◆ **What the exercise asks**: Make an exact transcription of the material, leaving out all images.

◆ **Entries shown**:
= = = =
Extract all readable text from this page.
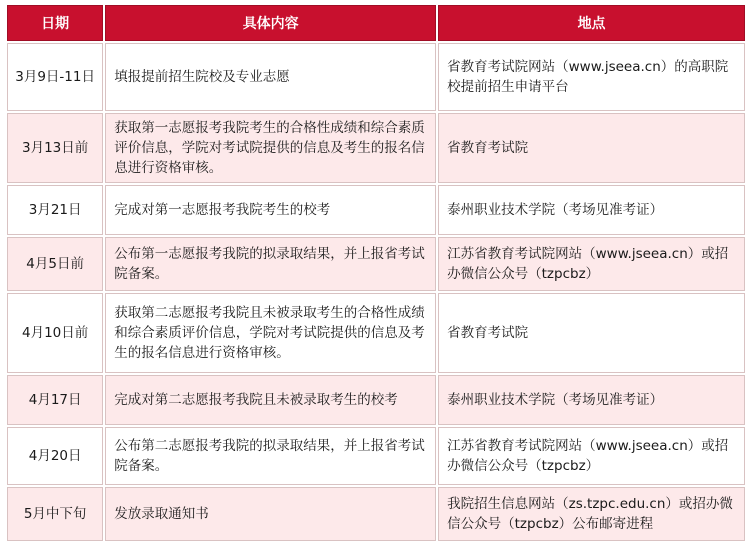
日期	具体内容	地点
3月9日-11日	填报提前招生院校及专业志愿	省教育考试院网站（www.jseea.cn）的高职院校提前招生申请平台
3月13日前	获取第一志愿报考我院考生的合格性成绩和综合素质评价信息，学院对考试院提供的信息及考生的报名信息进行资格审核。	省教育考试院
3月21日	完成对第一志愿报考我院考生的校考	泰州职业技术学院（考场见准考证）
4月5日前	公布第一志愿报考我院的拟录取结果，并上报省考试院备案。	江苏省教育考试院网站（www.jseea.cn）或招办微信公众号（tzpcbz）
4月10日前	获取第二志愿报考我院且未被录取考生的合格性成绩和综合素质评价信息，学院对考试院提供的信息及考生的报名信息进行资格审核。	省教育考试院
4月17日	完成对第二志愿报考我院且未被录取考生的校考	泰州职业技术学院（考场见准考证）
4月20日	公布第二志愿报考我院的拟录取结果，并上报省考试院备案。	江苏省教育考试院网站（www.jseea.cn）或招办微信公众号（tzpcbz）
5月中下旬	发放录取通知书	我院招生信息网站（zs.tzpc.edu.cn）或招办微信公众号（tzpcbz）公布邮寄进程
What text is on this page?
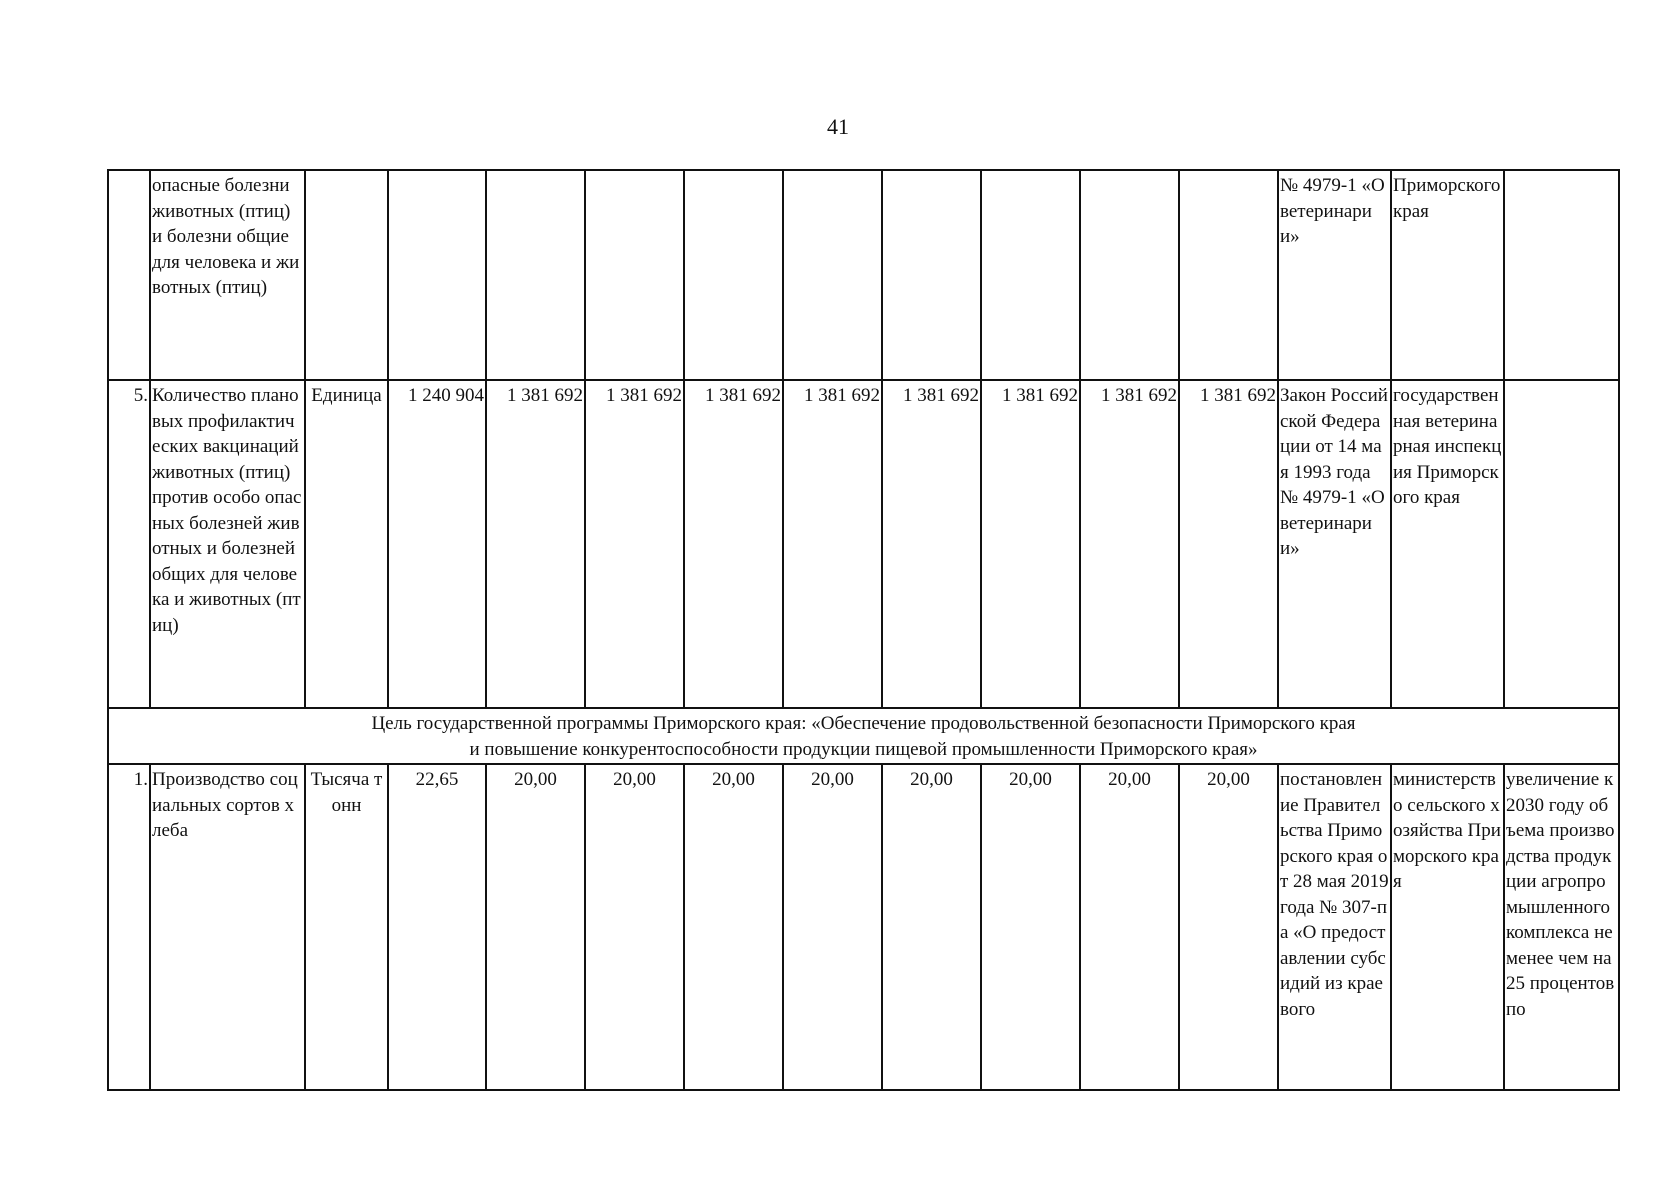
41
	опасные болезни животных (птиц) и болезни общие для человека и животных (птиц)											№ 4979-1 «О ветеринарии»	Приморского края	
5.	Количество плановых профилактических вакцинаций животных (птиц) против особо опасных болезней животных и болезней общих для человека и животных (птиц)	Единица	1 240 904	1 381 692	1 381 692	1 381 692	1 381 692	1 381 692	1 381 692	1 381 692	1 381 692	Закон Российской Федерации от 14 мая 1993 года № 4979-1 «О ветеринарии»	государственная ветеринарная инспекция Приморского края	

Цель государственной программы Приморского края: «Обеспечение продовольственной безопасности Приморского края
и повышение конкурентоспособности продукции пищевой промышленности Приморского края»														

1.	Производство социальных сортов хлеба	Тысяча тонн	22,65	20,00	20,00	20,00	20,00	20,00	20,00	20,00	20,00	постановление Правительства Приморского края от 28 мая 2019 года № 307-па «О предоставлении субсидий из краевого	министерство сельского хозяйства Приморского края	увеличение к 2030 году объема производства продукции агропромышленного комплекса не менее чем на 25 процентов по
= = = =
◆ **Reply to the exercise**:
Extract all readable text from this page.
日期	具体内容	地点
3月9日-11日	填报提前招生院校及专业志愿	省教育考试院网站（www.jseea.cn）的高职院校提前招生申请平台
3月13日前	获取第一志愿报考我院考生的合格性成绩和综合素质评价信息，学院对考试院提供的信息及考生的报名信息进行资格审核。	省教育考试院
3月21日	完成对第一志愿报考我院考生的校考	泰州职业技术学院（考场见准考证）
4月5日前	公布第一志愿报考我院的拟录取结果，并上报省考试院备案。	江苏省教育考试院网站（www.jseea.cn）或招办微信公众号（tzpcbz）
4月10日前	获取第二志愿报考我院且未被录取考生的合格性成绩和综合素质评价信息，学院对考试院提供的信息及考生的报名信息进行资格审核。	省教育考试院
4月17日	完成对第二志愿报考我院且未被录取考生的校考	泰州职业技术学院（考场见准考证）
4月20日	公布第二志愿报考我院的拟录取结果，并上报省考试院备案。	江苏省教育考试院网站（www.jseea.cn）或招办微信公众号（tzpcbz）
5月中下旬	发放录取通知书	我院招生信息网站（zs.tzpc.edu.cn）或招办微信公众号（tzpcbz）公布邮寄进程
What text is on this page?
41
	опасные болезни животных (птиц) и болезни общие для человека и животных (птиц)											№ 4979-1 «О ветеринарии»	Приморского края	
5.	Количество плановых профилактических вакцинаций животных (птиц) против особо опасных болезней животных и болезней общих для человека и животных (птиц)	Единица	1 240 904	1 381 692	1 381 692	1 381 692	1 381 692	1 381 692	1 381 692	1 381 692	1 381 692	Закон Российской Федерации от 14 мая 1993 года № 4979-1 «О ветеринарии»	государственная ветеринарная инспекция Приморского края	

Цель государственной программы Приморского края: «Обеспечение продовольственной безопасности Приморского края
и повышение конкурентоспособности продукции пищевой промышленности Приморского края»														

1.	Производство социальных сортов хлеба	Тысяча тонн	22,65	20,00	20,00	20,00	20,00	20,00	20,00	20,00	20,00	постановление Правительства Приморского края от 28 мая 2019 года № 307-па «О предоставлении субсидий из краевого	министерство сельского хозяйства Приморского края	увеличение к 2030 году объема производства продукции агропромышленного комплекса не менее чем на 25 процентов по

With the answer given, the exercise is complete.